Start RECORD EXTRACTS

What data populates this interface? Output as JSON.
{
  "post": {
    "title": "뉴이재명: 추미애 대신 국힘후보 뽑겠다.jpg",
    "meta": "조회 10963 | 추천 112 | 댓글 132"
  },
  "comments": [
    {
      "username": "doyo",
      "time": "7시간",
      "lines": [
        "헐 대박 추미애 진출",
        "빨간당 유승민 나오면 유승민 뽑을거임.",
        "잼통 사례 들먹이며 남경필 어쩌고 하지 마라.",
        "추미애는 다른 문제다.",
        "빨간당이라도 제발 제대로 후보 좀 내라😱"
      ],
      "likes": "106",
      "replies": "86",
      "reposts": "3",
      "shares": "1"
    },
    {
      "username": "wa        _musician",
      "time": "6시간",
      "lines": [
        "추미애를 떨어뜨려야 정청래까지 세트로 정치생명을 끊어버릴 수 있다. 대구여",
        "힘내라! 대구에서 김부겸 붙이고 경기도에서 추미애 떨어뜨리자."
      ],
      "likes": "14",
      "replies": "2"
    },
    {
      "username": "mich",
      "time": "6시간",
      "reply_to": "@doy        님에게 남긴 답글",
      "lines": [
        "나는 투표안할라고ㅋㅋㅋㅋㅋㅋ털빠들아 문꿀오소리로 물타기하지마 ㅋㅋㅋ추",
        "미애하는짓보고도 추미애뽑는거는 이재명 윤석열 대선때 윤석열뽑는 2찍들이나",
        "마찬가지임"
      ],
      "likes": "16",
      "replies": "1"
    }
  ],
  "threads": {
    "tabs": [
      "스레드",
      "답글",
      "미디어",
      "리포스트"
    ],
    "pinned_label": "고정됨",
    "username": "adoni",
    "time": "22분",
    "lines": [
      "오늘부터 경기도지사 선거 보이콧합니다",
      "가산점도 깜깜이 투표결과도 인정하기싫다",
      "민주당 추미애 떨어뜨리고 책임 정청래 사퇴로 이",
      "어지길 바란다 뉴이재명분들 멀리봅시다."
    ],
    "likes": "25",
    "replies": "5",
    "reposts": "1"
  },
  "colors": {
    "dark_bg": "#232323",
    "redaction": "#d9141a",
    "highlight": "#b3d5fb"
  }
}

End RECORD EXTRACTS
Start RECORD EXTRACTS

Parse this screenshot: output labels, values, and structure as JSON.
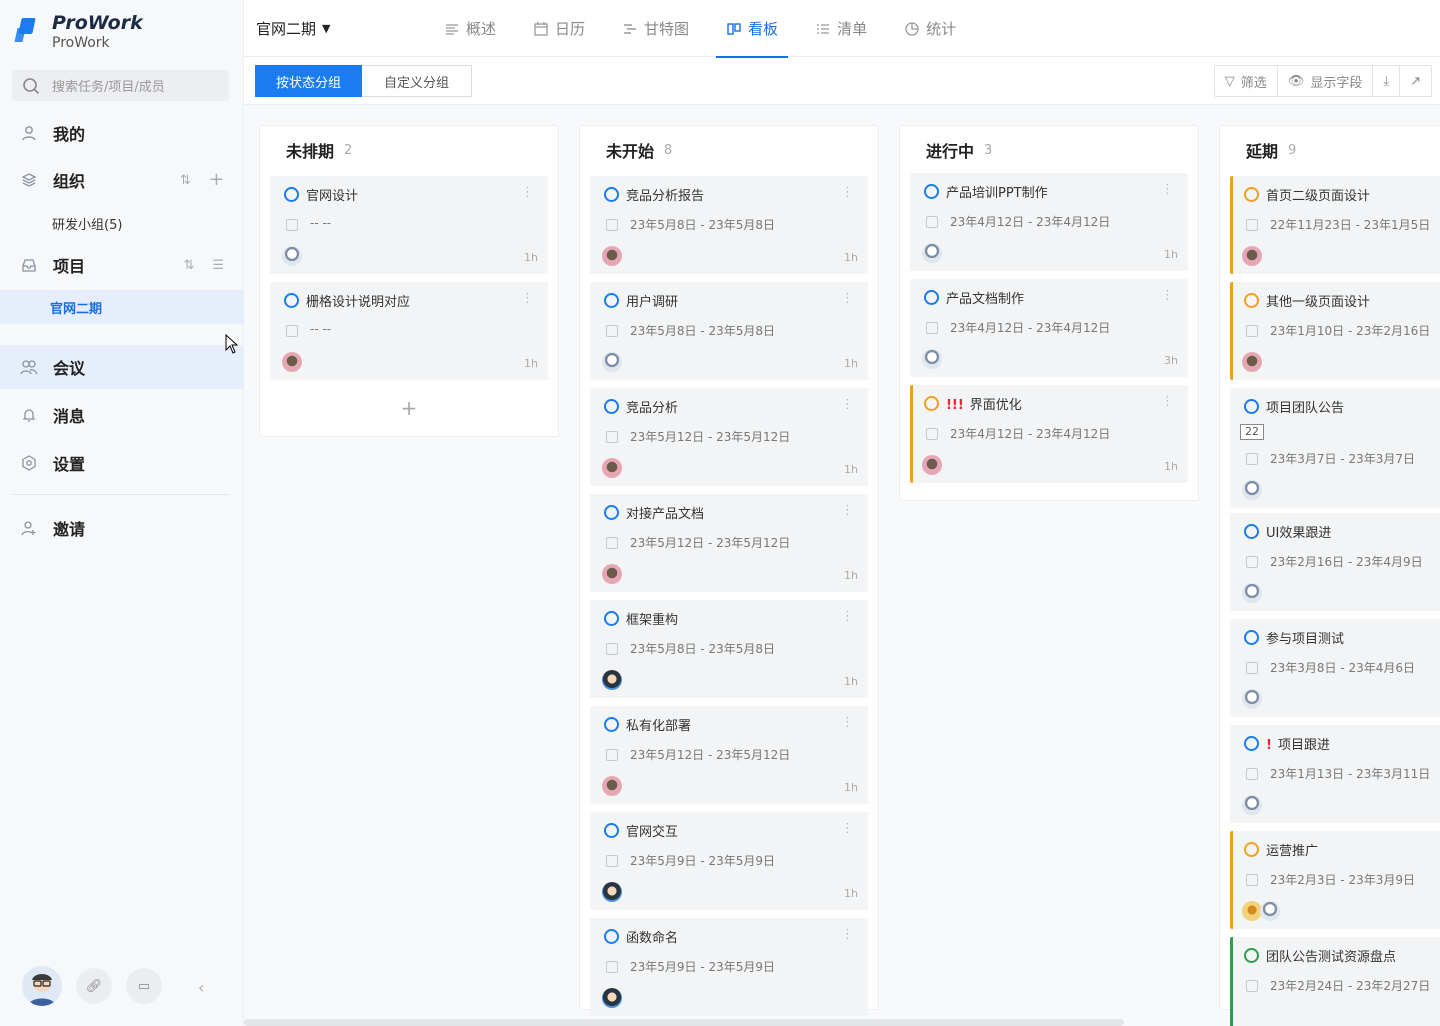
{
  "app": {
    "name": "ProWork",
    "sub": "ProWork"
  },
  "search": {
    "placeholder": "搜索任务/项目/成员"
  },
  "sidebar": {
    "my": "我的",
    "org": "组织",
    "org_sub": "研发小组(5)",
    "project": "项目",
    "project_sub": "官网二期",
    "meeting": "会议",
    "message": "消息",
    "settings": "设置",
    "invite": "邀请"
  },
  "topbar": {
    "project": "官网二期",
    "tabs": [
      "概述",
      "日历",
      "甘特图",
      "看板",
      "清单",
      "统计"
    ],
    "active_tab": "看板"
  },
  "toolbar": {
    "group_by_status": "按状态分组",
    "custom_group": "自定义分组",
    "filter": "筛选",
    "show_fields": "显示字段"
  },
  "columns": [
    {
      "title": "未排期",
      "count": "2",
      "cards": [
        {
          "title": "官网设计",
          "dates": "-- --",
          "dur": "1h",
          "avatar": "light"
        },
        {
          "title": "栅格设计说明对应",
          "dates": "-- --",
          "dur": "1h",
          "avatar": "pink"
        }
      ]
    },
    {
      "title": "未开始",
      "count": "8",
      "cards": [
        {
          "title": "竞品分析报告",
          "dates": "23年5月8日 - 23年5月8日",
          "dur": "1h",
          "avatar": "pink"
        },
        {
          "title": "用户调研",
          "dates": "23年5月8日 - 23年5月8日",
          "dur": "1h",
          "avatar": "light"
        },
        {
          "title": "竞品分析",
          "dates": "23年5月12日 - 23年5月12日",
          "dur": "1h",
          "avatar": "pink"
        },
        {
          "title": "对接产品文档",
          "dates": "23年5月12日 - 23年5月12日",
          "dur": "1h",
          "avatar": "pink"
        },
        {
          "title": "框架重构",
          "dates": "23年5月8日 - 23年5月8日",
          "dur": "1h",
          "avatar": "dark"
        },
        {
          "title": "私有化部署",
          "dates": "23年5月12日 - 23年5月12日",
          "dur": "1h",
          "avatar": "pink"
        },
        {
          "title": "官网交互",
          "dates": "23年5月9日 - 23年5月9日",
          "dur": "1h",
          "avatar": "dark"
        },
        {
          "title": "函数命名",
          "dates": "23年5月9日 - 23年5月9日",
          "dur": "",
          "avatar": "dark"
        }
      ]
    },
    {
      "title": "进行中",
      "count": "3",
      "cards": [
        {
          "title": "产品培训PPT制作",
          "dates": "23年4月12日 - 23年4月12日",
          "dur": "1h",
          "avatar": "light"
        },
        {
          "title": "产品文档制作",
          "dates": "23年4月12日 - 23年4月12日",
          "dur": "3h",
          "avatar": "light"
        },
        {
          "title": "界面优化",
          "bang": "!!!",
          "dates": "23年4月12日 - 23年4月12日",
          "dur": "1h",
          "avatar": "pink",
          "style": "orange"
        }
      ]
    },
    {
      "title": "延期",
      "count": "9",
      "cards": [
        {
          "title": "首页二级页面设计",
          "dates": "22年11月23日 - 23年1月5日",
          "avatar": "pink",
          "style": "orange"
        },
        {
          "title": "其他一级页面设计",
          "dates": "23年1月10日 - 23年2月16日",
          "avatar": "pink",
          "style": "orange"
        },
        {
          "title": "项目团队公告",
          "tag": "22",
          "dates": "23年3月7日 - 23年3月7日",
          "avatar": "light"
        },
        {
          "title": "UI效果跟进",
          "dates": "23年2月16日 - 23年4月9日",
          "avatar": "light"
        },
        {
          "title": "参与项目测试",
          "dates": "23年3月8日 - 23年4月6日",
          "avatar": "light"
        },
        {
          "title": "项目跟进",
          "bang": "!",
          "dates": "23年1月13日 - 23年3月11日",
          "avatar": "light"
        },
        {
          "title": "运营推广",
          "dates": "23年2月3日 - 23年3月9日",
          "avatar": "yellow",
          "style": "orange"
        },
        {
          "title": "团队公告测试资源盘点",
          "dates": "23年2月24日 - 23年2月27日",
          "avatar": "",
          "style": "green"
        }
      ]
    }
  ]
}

End RECORD EXTRACTS
Start RECORD EXTRACTS

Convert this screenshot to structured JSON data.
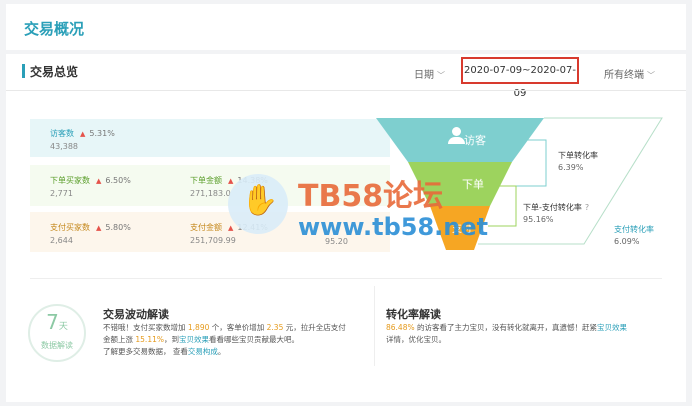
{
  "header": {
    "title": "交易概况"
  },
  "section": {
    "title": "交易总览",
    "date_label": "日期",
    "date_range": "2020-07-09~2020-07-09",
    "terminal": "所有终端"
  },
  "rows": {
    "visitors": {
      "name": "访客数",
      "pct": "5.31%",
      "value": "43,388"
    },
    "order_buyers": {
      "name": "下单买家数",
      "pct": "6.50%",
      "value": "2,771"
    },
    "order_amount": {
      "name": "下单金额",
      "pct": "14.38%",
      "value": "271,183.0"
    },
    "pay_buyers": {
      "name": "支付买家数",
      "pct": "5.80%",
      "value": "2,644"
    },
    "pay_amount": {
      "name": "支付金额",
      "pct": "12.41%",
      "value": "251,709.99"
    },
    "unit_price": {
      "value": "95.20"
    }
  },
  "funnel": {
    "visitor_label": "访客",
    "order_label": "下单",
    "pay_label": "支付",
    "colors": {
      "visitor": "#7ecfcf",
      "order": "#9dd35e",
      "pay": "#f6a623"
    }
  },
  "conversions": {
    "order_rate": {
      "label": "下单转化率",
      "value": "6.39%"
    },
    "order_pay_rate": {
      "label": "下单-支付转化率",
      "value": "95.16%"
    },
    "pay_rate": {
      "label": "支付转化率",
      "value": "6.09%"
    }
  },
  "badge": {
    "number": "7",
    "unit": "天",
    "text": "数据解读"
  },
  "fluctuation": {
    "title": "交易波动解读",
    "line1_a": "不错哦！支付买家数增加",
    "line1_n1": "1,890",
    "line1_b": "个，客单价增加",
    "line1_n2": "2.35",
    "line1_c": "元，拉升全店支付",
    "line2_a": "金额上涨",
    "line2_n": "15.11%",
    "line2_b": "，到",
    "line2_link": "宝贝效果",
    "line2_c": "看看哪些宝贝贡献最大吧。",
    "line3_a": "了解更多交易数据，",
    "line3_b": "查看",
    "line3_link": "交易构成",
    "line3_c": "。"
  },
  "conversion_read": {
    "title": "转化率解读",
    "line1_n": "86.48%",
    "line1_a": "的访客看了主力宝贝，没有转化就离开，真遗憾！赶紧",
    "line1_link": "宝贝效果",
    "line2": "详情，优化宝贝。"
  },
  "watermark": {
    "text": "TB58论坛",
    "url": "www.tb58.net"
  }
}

End RECORD EXTRACTS

PROBLEM REQUIREMENTS =
Copy each line of the data above that holds "this".

TASK OUTPUT =
What data populates this interface? Output as JSON.
Parse this screenshot: output labels, values, and structure as JSON.
Convert this screenshot to structured JSON data.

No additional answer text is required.